> **Instruction**:
Please copy the material below word for word, leaving out the pictures.

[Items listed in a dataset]
——

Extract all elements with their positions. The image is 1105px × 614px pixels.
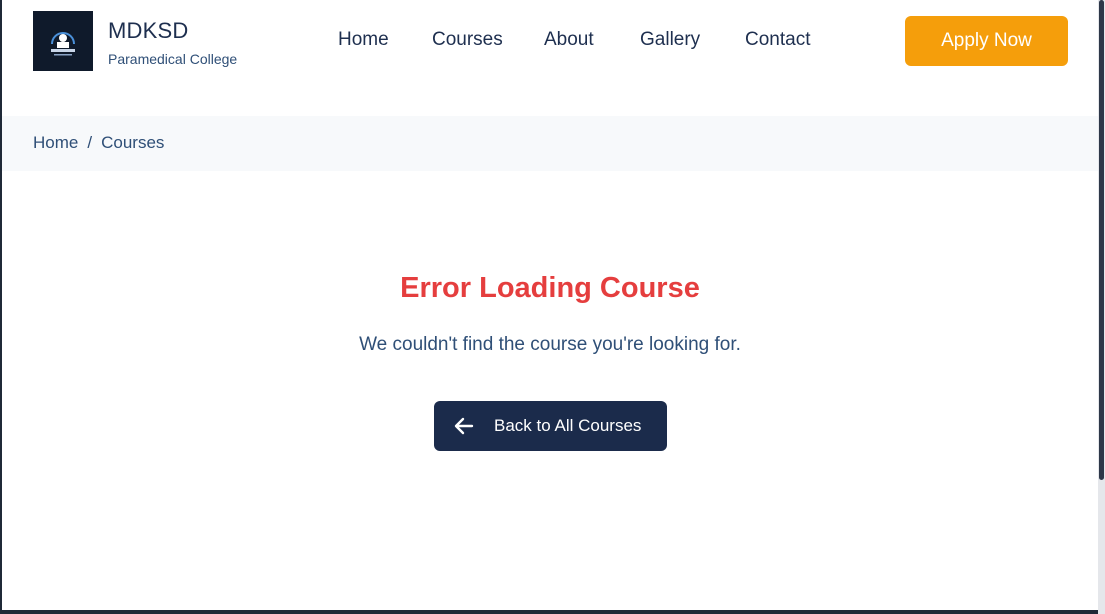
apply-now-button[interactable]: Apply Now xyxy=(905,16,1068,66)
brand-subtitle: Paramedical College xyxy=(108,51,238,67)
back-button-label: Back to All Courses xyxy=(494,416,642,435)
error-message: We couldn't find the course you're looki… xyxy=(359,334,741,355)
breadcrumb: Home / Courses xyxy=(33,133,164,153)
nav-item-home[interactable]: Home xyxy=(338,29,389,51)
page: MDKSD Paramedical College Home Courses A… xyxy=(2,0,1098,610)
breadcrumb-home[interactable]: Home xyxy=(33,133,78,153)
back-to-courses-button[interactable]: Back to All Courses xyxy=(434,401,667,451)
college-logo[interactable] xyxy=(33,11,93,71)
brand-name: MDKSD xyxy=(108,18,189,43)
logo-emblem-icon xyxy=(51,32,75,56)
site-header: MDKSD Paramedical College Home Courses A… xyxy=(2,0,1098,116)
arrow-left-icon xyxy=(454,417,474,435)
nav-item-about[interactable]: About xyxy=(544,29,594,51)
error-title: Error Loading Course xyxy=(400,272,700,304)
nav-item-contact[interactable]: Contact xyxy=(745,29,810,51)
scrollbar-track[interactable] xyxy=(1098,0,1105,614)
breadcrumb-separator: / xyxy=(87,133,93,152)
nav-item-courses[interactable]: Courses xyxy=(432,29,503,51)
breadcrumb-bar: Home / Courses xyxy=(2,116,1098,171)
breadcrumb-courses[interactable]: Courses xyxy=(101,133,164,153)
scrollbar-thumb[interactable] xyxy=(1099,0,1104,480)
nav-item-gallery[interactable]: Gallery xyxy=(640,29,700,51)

——

> **Result below**:
Extract all elements with their positions. The image is 1105px × 614px pixels.
apply-now-button[interactable]: Apply Now xyxy=(905,16,1068,66)
brand-subtitle: Paramedical College xyxy=(108,51,238,67)
back-button-label: Back to All Courses xyxy=(494,416,642,435)
error-message: We couldn't find the course you're looki… xyxy=(359,334,741,355)
breadcrumb: Home / Courses xyxy=(33,133,164,153)
nav-item-home[interactable]: Home xyxy=(338,29,389,51)
page: MDKSD Paramedical College Home Courses A… xyxy=(2,0,1098,610)
breadcrumb-home[interactable]: Home xyxy=(33,133,78,153)
back-to-courses-button[interactable]: Back to All Courses xyxy=(434,401,667,451)
college-logo[interactable] xyxy=(33,11,93,71)
brand-name: MDKSD xyxy=(108,18,189,43)
logo-emblem-icon xyxy=(51,32,75,56)
site-header: MDKSD Paramedical College Home Courses A… xyxy=(2,0,1098,116)
arrow-left-icon xyxy=(454,417,474,435)
nav-item-about[interactable]: About xyxy=(544,29,594,51)
error-title: Error Loading Course xyxy=(400,272,700,304)
nav-item-contact[interactable]: Contact xyxy=(745,29,810,51)
scrollbar-track[interactable] xyxy=(1098,0,1105,614)
breadcrumb-separator: / xyxy=(87,133,93,152)
nav-item-courses[interactable]: Courses xyxy=(432,29,503,51)
breadcrumb-bar: Home / Courses xyxy=(2,116,1098,171)
breadcrumb-courses[interactable]: Courses xyxy=(101,133,164,153)
scrollbar-thumb[interactable] xyxy=(1099,0,1104,480)
nav-item-gallery[interactable]: Gallery xyxy=(640,29,700,51)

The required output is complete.